Here are records with pictures in them. Copy all of them exactly and leave the pictures out.
= = =
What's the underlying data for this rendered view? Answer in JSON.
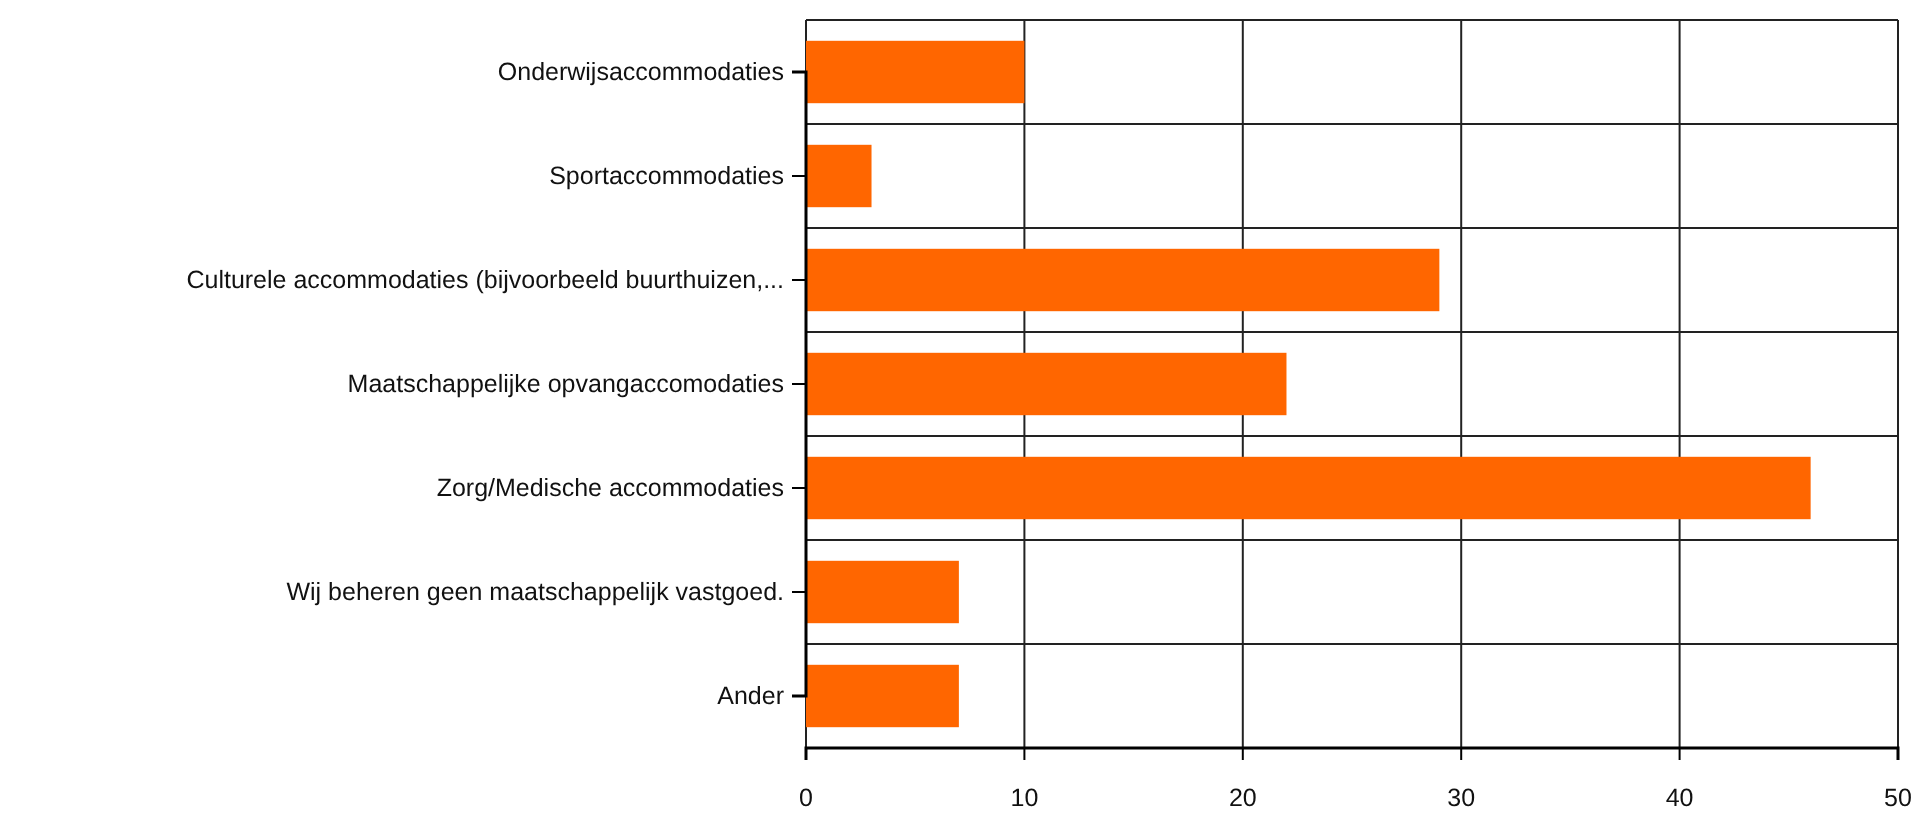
{
  "chart_data": {
    "type": "bar",
    "orientation": "horizontal",
    "categories": [
      "Onderwijsaccommodaties",
      "Sportaccommodaties",
      "Culturele accommodaties (bijvoorbeeld buurthuizen,...",
      "Maatschappelijke opvangaccomodaties",
      "Zorg/Medische accommodaties",
      "Wij beheren geen maatschappelijk vastgoed.",
      "Ander"
    ],
    "values": [
      10,
      3,
      29,
      22,
      46,
      7,
      7
    ],
    "color": "#ff6600",
    "xlim": [
      0,
      50
    ],
    "xticks": [
      0,
      10,
      20,
      30,
      40,
      50
    ],
    "grid": true
  }
}
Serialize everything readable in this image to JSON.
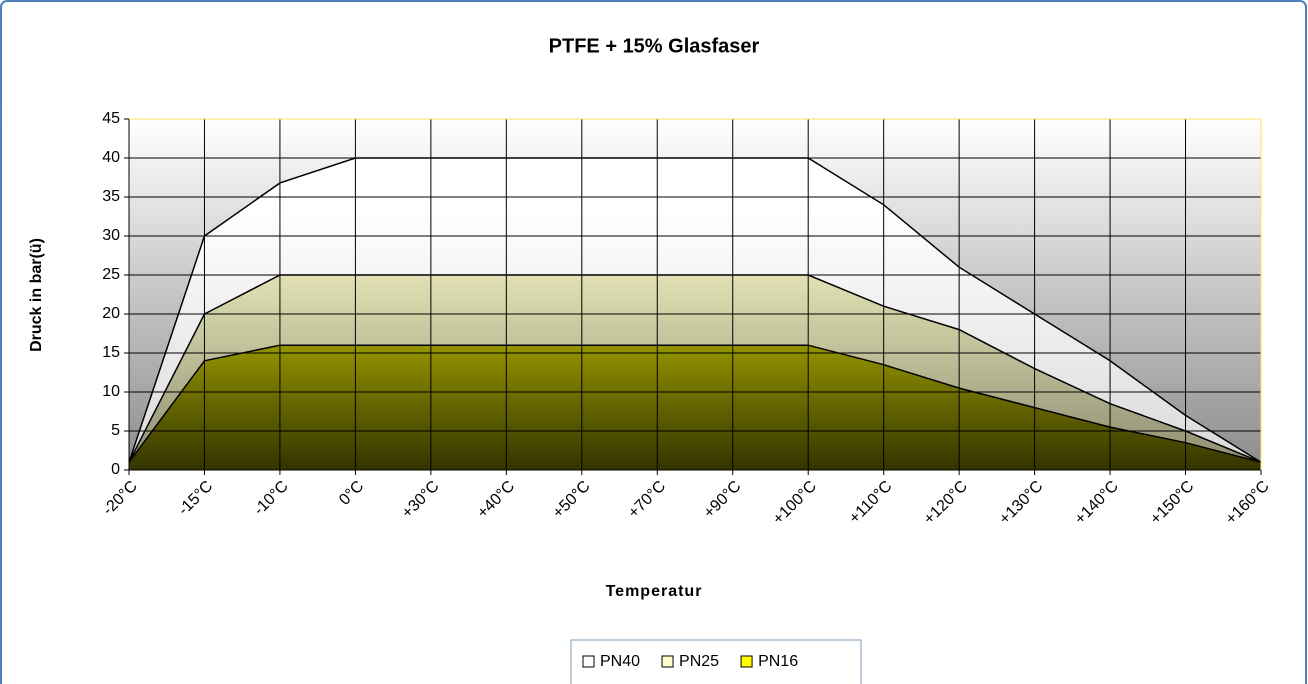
= = =
Solution for this exercise:
What's the underlying data for this rendered view? Answer in JSON.
{
  "chart_data": {
    "type": "bar",
    "orientation": "horizontal",
    "categories": [
      "Onderwijsaccommodaties",
      "Sportaccommodaties",
      "Culturele accommodaties (bijvoorbeeld buurthuizen,...",
      "Maatschappelijke opvangaccomodaties",
      "Zorg/Medische accommodaties",
      "Wij beheren geen maatschappelijk vastgoed.",
      "Ander"
    ],
    "values": [
      10,
      3,
      29,
      22,
      46,
      7,
      7
    ],
    "color": "#ff6600",
    "xlim": [
      0,
      50
    ],
    "xticks": [
      0,
      10,
      20,
      30,
      40,
      50
    ],
    "grid": true
  }
}
Serialize everything readable in this image to JSON.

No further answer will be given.